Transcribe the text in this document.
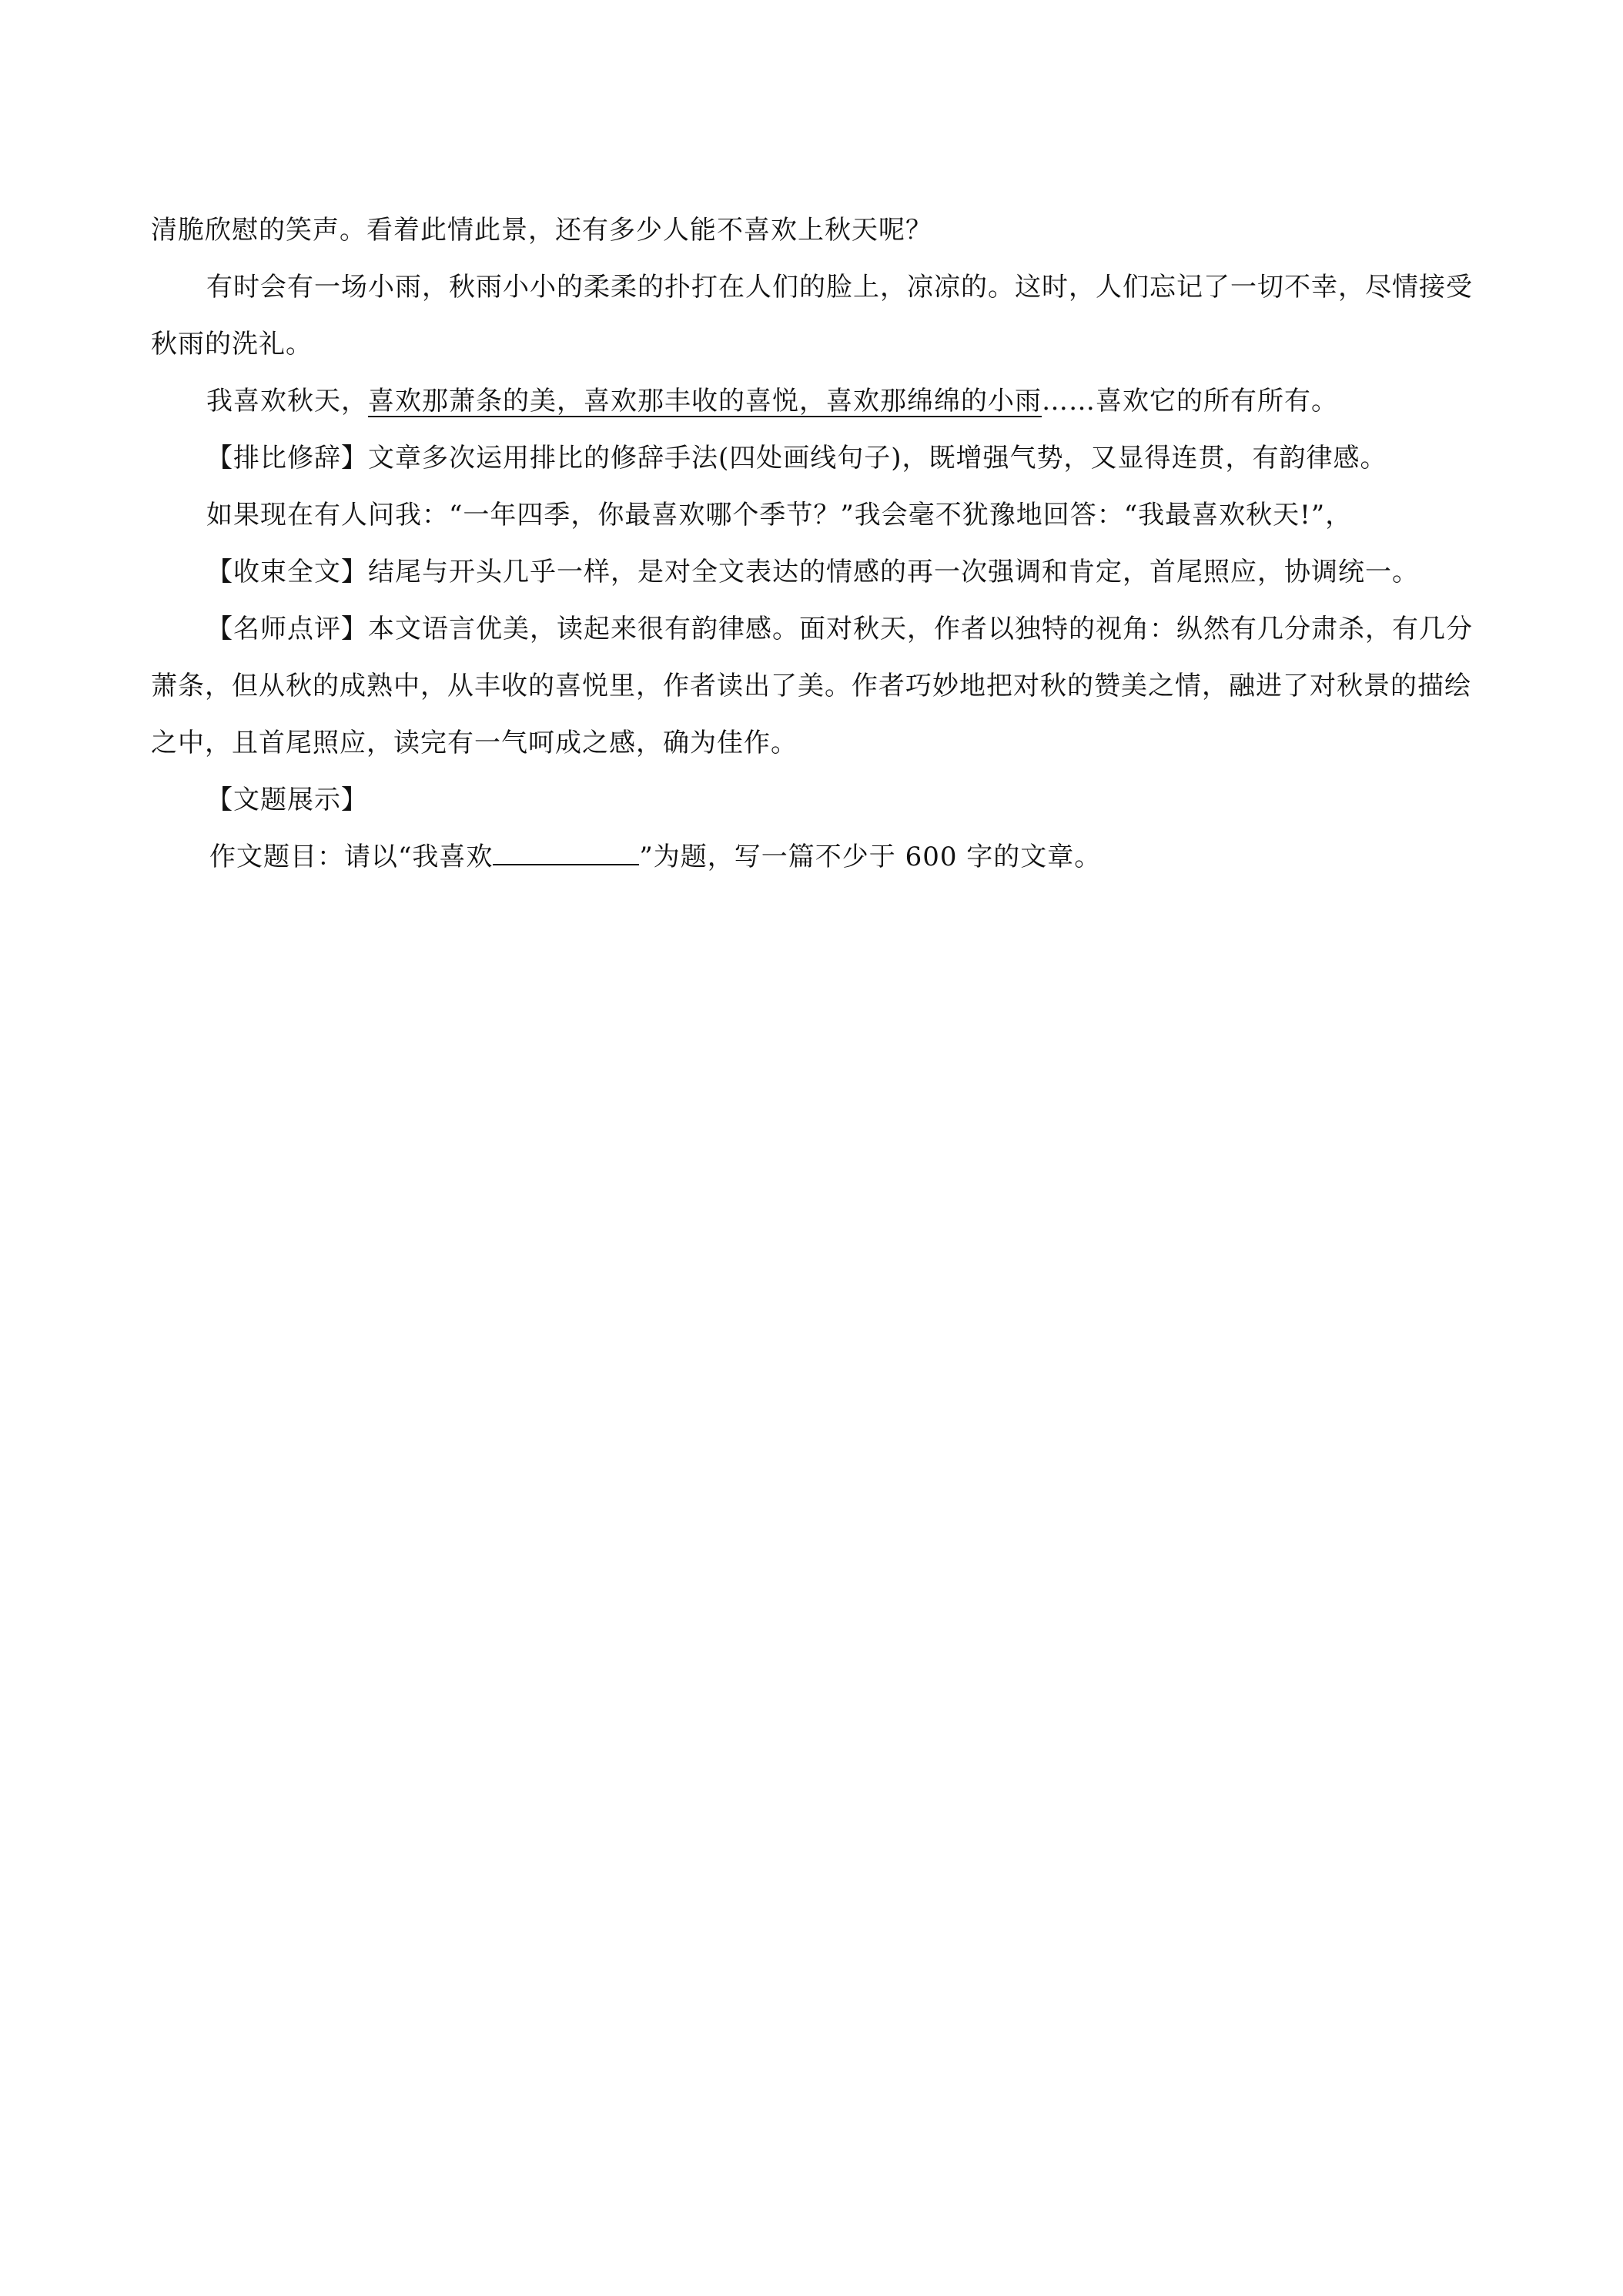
清脆欣慰的笑声。看着此情此景，还有多少人能不喜欢上秋天呢？

有时会有一场小雨，秋雨小小的柔柔的扑打在人们的脸上，凉凉的。这时，人们忘记了一切不幸，尽情接受秋雨的洗礼。

我喜欢秋天，喜欢那萧条的美，喜欢那丰收的喜悦，喜欢那绵绵的小雨……喜欢它的所有所有。

【排比修辞】文章多次运用排比的修辞手法(四处画线句子)，既增强气势，又显得连贯，有韵律感。

如果现在有人问我：“一年四季，你最喜欢哪个季节？”我会毫不犹豫地回答：“我最喜欢秋天!”，

【收束全文】结尾与开头几乎一样，是对全文表达的情感的再一次强调和肯定，首尾照应，协调统一。

【名师点评】本文语言优美，读起来很有韵律感。面对秋天，作者以独特的视角：纵然有几分肃杀，有几分萧条，但从秋的成熟中，从丰收的喜悦里，作者读出了美。作者巧妙地把对秋的赞美之情，融进了对秋景的描绘之中，且首尾照应，读完有一气呵成之感，确为佳作。

【文题展示】

作文题目：请以“我喜欢	”为题，写一篇不少于 600 字的文章。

--

- [Request]
The pictures in the entries should be left out; output everything else exactly.

- [The response]
Transcribe the text in this document.
清脆欣慰的笑声。看着此情此景，还有多少人能不喜欢上秋天呢？

有时会有一场小雨，秋雨小小的柔柔的扑打在人们的脸上，凉凉的。这时，人们忘记了一切不幸，尽情接受秋雨的洗礼。

我喜欢秋天，喜欢那萧条的美，喜欢那丰收的喜悦，喜欢那绵绵的小雨……喜欢它的所有所有。

【排比修辞】文章多次运用排比的修辞手法(四处画线句子)，既增强气势，又显得连贯，有韵律感。

如果现在有人问我：“一年四季，你最喜欢哪个季节？”我会毫不犹豫地回答：“我最喜欢秋天!”，

【收束全文】结尾与开头几乎一样，是对全文表达的情感的再一次强调和肯定，首尾照应，协调统一。

【名师点评】本文语言优美，读起来很有韵律感。面对秋天，作者以独特的视角：纵然有几分肃杀，有几分萧条，但从秋的成熟中，从丰收的喜悦里，作者读出了美。作者巧妙地把对秋的赞美之情，融进了对秋景的描绘之中，且首尾照应，读完有一气呵成之感，确为佳作。

【文题展示】

作文题目：请以“我喜欢	”为题，写一篇不少于 600 字的文章。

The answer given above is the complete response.